[Extracted data entries]
────────────────────

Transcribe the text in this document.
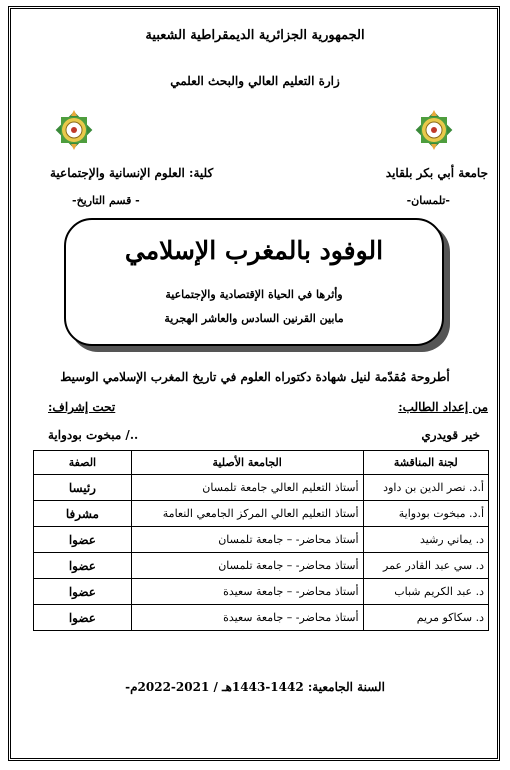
الجمهورية الجزائرية الديمقراطية الشعبية
زارة التعليم العالي والبحث العلمي
جامعة أبي بكر بلقايد
-تلمسان-
كلية: العلوم الإنسانية والإجتماعية
- قسم التاريخ-
الوفود بالمغرب الإسلامي
وأثرها في الحياة الإقتصادية والإجتماعية
مابين القرنين السادس والعاشر الهجرية
أطروحة مُقدّمة لنيل شهادة دكتوراه العلوم في تاريخ المغرب الإسلامي الوسيط
من إعداد الطالب:
تحت إشراف:
خير قويدري
../ مبخوت بودواية
لجنة المناقشة	الجامعة الأصلية	الصفة
أ.د. نصر الدين بن داود	أستاذ التعليم العالي جامعة تلمسان	رئيسا
أ.د. مبخوت بودواية	أستاذ التعليم العالي المركز الجامعي النعامة	مشرفا
د. يماني رشيد	أستاذ محاضر- – جامعة تلمسان	عضوا
د. سي عبد القادر عمر	أستاذ محاضر- – جامعة تلمسان	عضوا
د. عبد الكريم شباب	أستاذ محاضر- – جامعة سعيدة	عضوا
د. سكاكو مريم	أستاذ محاضر- – جامعة سعيدة	عضوا
السنة الجامعية: 1442-1443هـ / 2021-2022م-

────────────────────

REQUIRED TASK: Identify lines with the string "محاضر". Copy each one.

TASK OUTPUT:
د. يماني رشيد	أستاذ محاضر- – جامعة تلمسان	عضوا
د. سي عبد القادر عمر	أستاذ محاضر- – جامعة تلمسان	عضوا
د. عبد الكريم شباب	أستاذ محاضر- – جامعة سعيدة	عضوا
د. سكاكو مريم	أستاذ محاضر- – جامعة سعيدة	عضوا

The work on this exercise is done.